• TASK INSTRUCTIONS: Quote, without change, all of the lines that follow.
··· EXTRACTED RECORDS ···
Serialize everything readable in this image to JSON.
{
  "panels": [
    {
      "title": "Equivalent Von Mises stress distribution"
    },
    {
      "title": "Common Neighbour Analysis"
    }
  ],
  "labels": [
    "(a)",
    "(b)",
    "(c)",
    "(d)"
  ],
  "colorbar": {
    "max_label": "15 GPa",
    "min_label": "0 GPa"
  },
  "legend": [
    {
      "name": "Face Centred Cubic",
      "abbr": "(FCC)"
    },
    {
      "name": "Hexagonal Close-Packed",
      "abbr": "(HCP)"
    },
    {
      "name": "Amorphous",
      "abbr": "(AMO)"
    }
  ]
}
···
• FULL OUTPUT:
Serialize everything readable in this image to JSON.
{
  "panels": [
    {
      "title": "Equivalent Von Mises stress distribution"
    },
    {
      "title": "Common Neighbour Analysis"
    }
  ],
  "labels": [
    "(a)",
    "(b)",
    "(c)",
    "(d)"
  ],
  "colorbar": {
    "max_label": "15 GPa",
    "min_label": "0 GPa"
  },
  "legend": [
    {
      "name": "Face Centred Cubic",
      "abbr": "(FCC)"
    },
    {
      "name": "Hexagonal Close-Packed",
      "abbr": "(HCP)"
    },
    {
      "name": "Amorphous",
      "abbr": "(AMO)"
    }
  ]
}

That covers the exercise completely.